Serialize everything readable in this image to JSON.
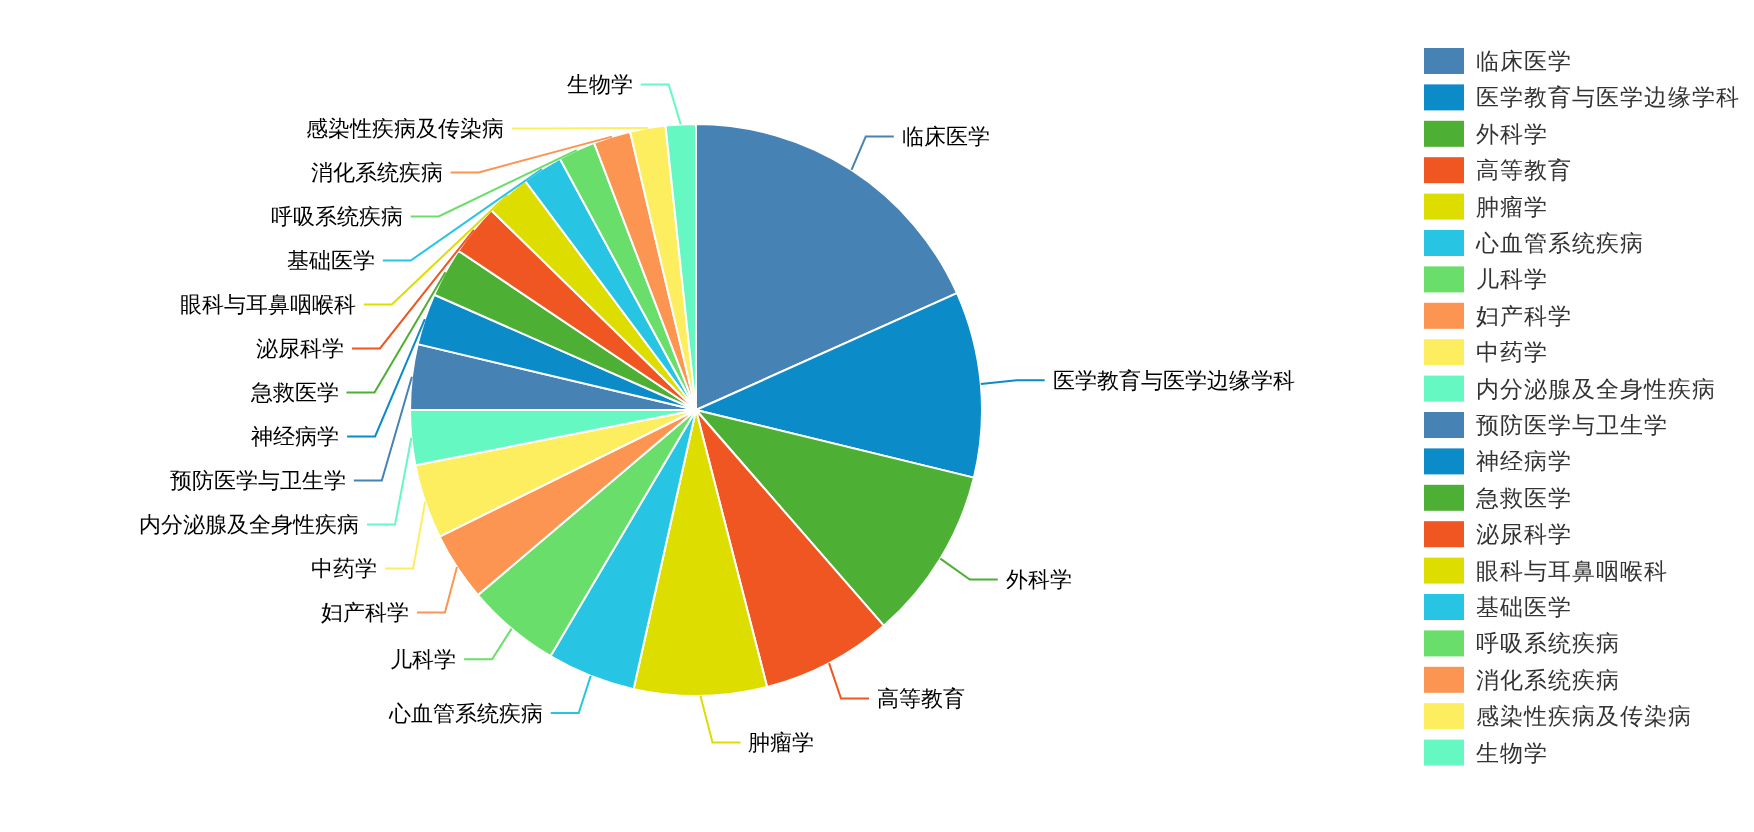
{
  "chart_data": {
    "type": "pie",
    "categories": [
      "临床医学",
      "医学教育与医学边缘学科",
      "外科学",
      "高等教育",
      "肿瘤学",
      "心血管系统疾病",
      "儿科学",
      "妇产科学",
      "中药学",
      "内分泌腺及全身性疾病",
      "预防医学与卫生学",
      "神经病学",
      "急救医学",
      "泌尿科学",
      "眼科与耳鼻咽喉科",
      "基础医学",
      "呼吸系统疾病",
      "消化系统疾病",
      "感染性疾病及传染病",
      "生物学"
    ],
    "values": [
      18.3,
      10.5,
      9.8,
      7.4,
      7.5,
      5,
      5.3,
      3.9,
      4.2,
      3.1,
      3.7,
      2.9,
      2.8,
      2.9,
      2.5,
      2.3,
      2.1,
      2.1,
      2,
      1.7
    ],
    "colors": [
      "#4682b4",
      "#0b8bc8",
      "#4daf34",
      "#ef5622",
      "#dddd00",
      "#27c5e3",
      "#6ade6a",
      "#fc9552",
      "#fdee5f",
      "#66f8c3",
      "#4682b4",
      "#0b8bc8",
      "#4daf34",
      "#ef5622",
      "#dddd00",
      "#27c5e3",
      "#6ade6a",
      "#fc9552",
      "#fdee5f",
      "#66f8c3"
    ],
    "legend": "right"
  }
}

+-------+

Transcribe the listing in full and omit the pictures.

Serialize everything readable in this image to JSON.
{
  "chart_data": {
    "type": "pie",
    "categories": [
      "临床医学",
      "医学教育与医学边缘学科",
      "外科学",
      "高等教育",
      "肿瘤学",
      "心血管系统疾病",
      "儿科学",
      "妇产科学",
      "中药学",
      "内分泌腺及全身性疾病",
      "预防医学与卫生学",
      "神经病学",
      "急救医学",
      "泌尿科学",
      "眼科与耳鼻咽喉科",
      "基础医学",
      "呼吸系统疾病",
      "消化系统疾病",
      "感染性疾病及传染病",
      "生物学"
    ],
    "values": [
      18.3,
      10.5,
      9.8,
      7.4,
      7.5,
      5,
      5.3,
      3.9,
      4.2,
      3.1,
      3.7,
      2.9,
      2.8,
      2.9,
      2.5,
      2.3,
      2.1,
      2.1,
      2,
      1.7
    ],
    "colors": [
      "#4682b4",
      "#0b8bc8",
      "#4daf34",
      "#ef5622",
      "#dddd00",
      "#27c5e3",
      "#6ade6a",
      "#fc9552",
      "#fdee5f",
      "#66f8c3",
      "#4682b4",
      "#0b8bc8",
      "#4daf34",
      "#ef5622",
      "#dddd00",
      "#27c5e3",
      "#6ade6a",
      "#fc9552",
      "#fdee5f",
      "#66f8c3"
    ],
    "legend": "right"
  }
}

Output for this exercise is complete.